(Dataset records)

Start

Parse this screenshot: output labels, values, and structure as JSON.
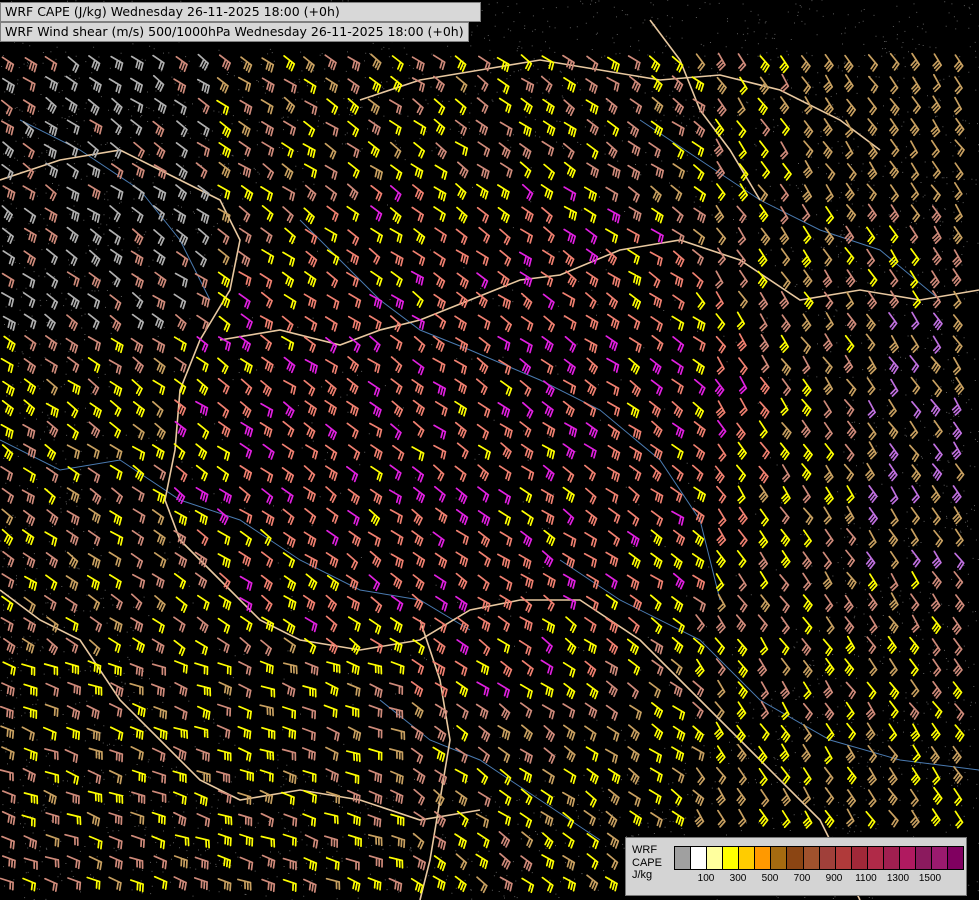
{
  "titles": {
    "line1": "WRF CAPE (J/kg) Wednesday 26-11-2025 18:00 (+0h)",
    "line2": "WRF Wind shear (m/s) 500/1000hPa Wednesday 26-11-2025 18:00 (+0h)"
  },
  "legend": {
    "line1": "WRF",
    "line2": "CAPE",
    "line3": "J/kg",
    "colors": [
      "#a0a0a0",
      "#ffffff",
      "#ffff9e",
      "#ffff00",
      "#ffcc00",
      "#ff9900",
      "#a56b10",
      "#8b4513",
      "#a0522d",
      "#a0403a",
      "#b03a3a",
      "#a02838",
      "#b02a48",
      "#a01f50",
      "#b01a60",
      "#8b1a5e",
      "#9a1a6e",
      "#800060"
    ],
    "tick_labels": [
      "100",
      "300",
      "500",
      "700",
      "900",
      "1100",
      "1300",
      "1500"
    ]
  },
  "map_colors": {
    "background": "#000000",
    "barb_low": "#cf8a7a",
    "barb_salmon": "#f08070",
    "barb_magenta": "#e020e0",
    "barb_yellow": "#ffff00",
    "barb_tan": "#c8a060",
    "barb_gray": "#b0b0b0",
    "barb_lavender": "#c070e0",
    "border": "#e8c8a0",
    "river": "#4a7ab0"
  }
}
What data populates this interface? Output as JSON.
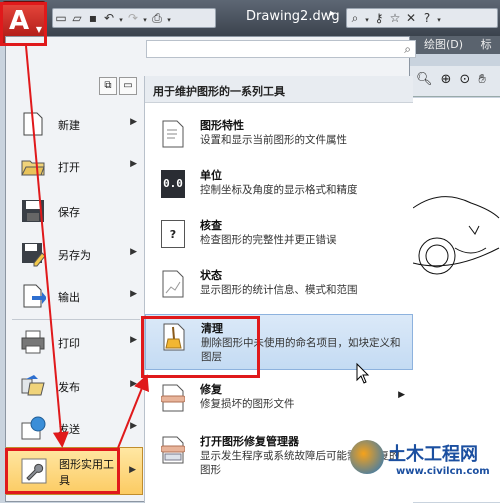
{
  "titlebar": {
    "app_letter": "A",
    "doc_title": "Drawing2.dwg",
    "quick_access_icons": [
      "new-icon",
      "open-icon",
      "save-icon",
      "undo-icon",
      "redo-icon",
      "plot-icon"
    ],
    "help_icons": [
      "binoculars-icon",
      "key-icon",
      "star-icon",
      "help-icon"
    ]
  },
  "ribbon": {
    "tab_draw": "绘图(D)",
    "tab_partial": "标"
  },
  "menu": {
    "search_placeholder": "",
    "items": [
      {
        "label": "新建",
        "icon": "new-document-icon",
        "has_arrow": true
      },
      {
        "label": "打开",
        "icon": "open-folder-icon",
        "has_arrow": true
      },
      {
        "label": "保存",
        "icon": "save-disk-icon",
        "has_arrow": false
      },
      {
        "label": "另存为",
        "icon": "save-as-icon",
        "has_arrow": true
      },
      {
        "label": "输出",
        "icon": "export-icon",
        "has_arrow": true
      },
      {
        "label": "打印",
        "icon": "printer-icon",
        "has_arrow": true
      },
      {
        "label": "发布",
        "icon": "publish-icon",
        "has_arrow": true
      },
      {
        "label": "发送",
        "icon": "send-globe-icon",
        "has_arrow": true
      },
      {
        "label": "图形实用工具",
        "icon": "wrench-icon",
        "has_arrow": true
      }
    ]
  },
  "submenu": {
    "header": "用于维护图形的一系列工具",
    "items": [
      {
        "title": "图形特性",
        "desc": "设置和显示当前图形的文件属性"
      },
      {
        "title": "单位",
        "desc": "控制坐标及角度的显示格式和精度",
        "icon_text": "0.0"
      },
      {
        "title": "核查",
        "desc": "检查图形的完整性并更正错误",
        "icon_text": "?"
      },
      {
        "title": "状态",
        "desc": "显示图形的统计信息、模式和范围"
      },
      {
        "title": "清理",
        "desc": "删除图形中未使用的命名项目，如块定义和图层"
      },
      {
        "title": "修复",
        "desc": "修复损坏的图形文件"
      },
      {
        "title": "打开图形修复管理器",
        "desc": "显示发生程序或系统故障后可能需要修复的图形"
      }
    ]
  },
  "watermark": {
    "text": "土木工程网",
    "url": "www.civilcn.com"
  },
  "colors": {
    "highlight_red": "#e0191b",
    "hover_blue": "#c4dbf3",
    "active_orange": "#fccb63"
  }
}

End

[WHAT YOU HAVE TO DO] Omit the pictures, and quote the material above exactly as given.

[THE OUTPUT]
Parse this screenshot: output labels, values, and structure as JSON.
{
  "titles": {
    "line1": "WRF CAPE (J/kg) Wednesday 26-11-2025 18:00 (+0h)",
    "line2": "WRF Wind shear (m/s) 500/1000hPa Wednesday 26-11-2025 18:00 (+0h)"
  },
  "legend": {
    "line1": "WRF",
    "line2": "CAPE",
    "line3": "J/kg",
    "colors": [
      "#a0a0a0",
      "#ffffff",
      "#ffff9e",
      "#ffff00",
      "#ffcc00",
      "#ff9900",
      "#a56b10",
      "#8b4513",
      "#a0522d",
      "#a0403a",
      "#b03a3a",
      "#a02838",
      "#b02a48",
      "#a01f50",
      "#b01a60",
      "#8b1a5e",
      "#9a1a6e",
      "#800060"
    ],
    "tick_labels": [
      "100",
      "300",
      "500",
      "700",
      "900",
      "1100",
      "1300",
      "1500"
    ]
  },
  "map_colors": {
    "background": "#000000",
    "barb_low": "#cf8a7a",
    "barb_salmon": "#f08070",
    "barb_magenta": "#e020e0",
    "barb_yellow": "#ffff00",
    "barb_tan": "#c8a060",
    "barb_gray": "#b0b0b0",
    "barb_lavender": "#c070e0",
    "border": "#e8c8a0",
    "river": "#4a7ab0"
  }
}
What data populates this interface? Output as JSON.
{
  "titlebar": {
    "app_letter": "A",
    "doc_title": "Drawing2.dwg",
    "quick_access_icons": [
      "new-icon",
      "open-icon",
      "save-icon",
      "undo-icon",
      "redo-icon",
      "plot-icon"
    ],
    "help_icons": [
      "binoculars-icon",
      "key-icon",
      "star-icon",
      "help-icon"
    ]
  },
  "ribbon": {
    "tab_draw": "绘图(D)",
    "tab_partial": "标"
  },
  "menu": {
    "search_placeholder": "",
    "items": [
      {
        "label": "新建",
        "icon": "new-document-icon",
        "has_arrow": true
      },
      {
        "label": "打开",
        "icon": "open-folder-icon",
        "has_arrow": true
      },
      {
        "label": "保存",
        "icon": "save-disk-icon",
        "has_arrow": false
      },
      {
        "label": "另存为",
        "icon": "save-as-icon",
        "has_arrow": true
      },
      {
        "label": "输出",
        "icon": "export-icon",
        "has_arrow": true
      },
      {
        "label": "打印",
        "icon": "printer-icon",
        "has_arrow": true
      },
      {
        "label": "发布",
        "icon": "publish-icon",
        "has_arrow": true
      },
      {
        "label": "发送",
        "icon": "send-globe-icon",
        "has_arrow": true
      },
      {
        "label": "图形实用工具",
        "icon": "wrench-icon",
        "has_arrow": true
      }
    ]
  },
  "submenu": {
    "header": "用于维护图形的一系列工具",
    "items": [
      {
        "title": "图形特性",
        "desc": "设置和显示当前图形的文件属性"
      },
      {
        "title": "单位",
        "desc": "控制坐标及角度的显示格式和精度",
        "icon_text": "0.0"
      },
      {
        "title": "核查",
        "desc": "检查图形的完整性并更正错误",
        "icon_text": "?"
      },
      {
        "title": "状态",
        "desc": "显示图形的统计信息、模式和范围"
      },
      {
        "title": "清理",
        "desc": "删除图形中未使用的命名项目，如块定义和图层"
      },
      {
        "title": "修复",
        "desc": "修复损坏的图形文件"
      },
      {
        "title": "打开图形修复管理器",
        "desc": "显示发生程序或系统故障后可能需要修复的图形"
      }
    ]
  },
  "watermark": {
    "text": "土木工程网",
    "url": "www.civilcn.com"
  },
  "colors": {
    "highlight_red": "#e0191b",
    "hover_blue": "#c4dbf3",
    "active_orange": "#fccb63"
  }
}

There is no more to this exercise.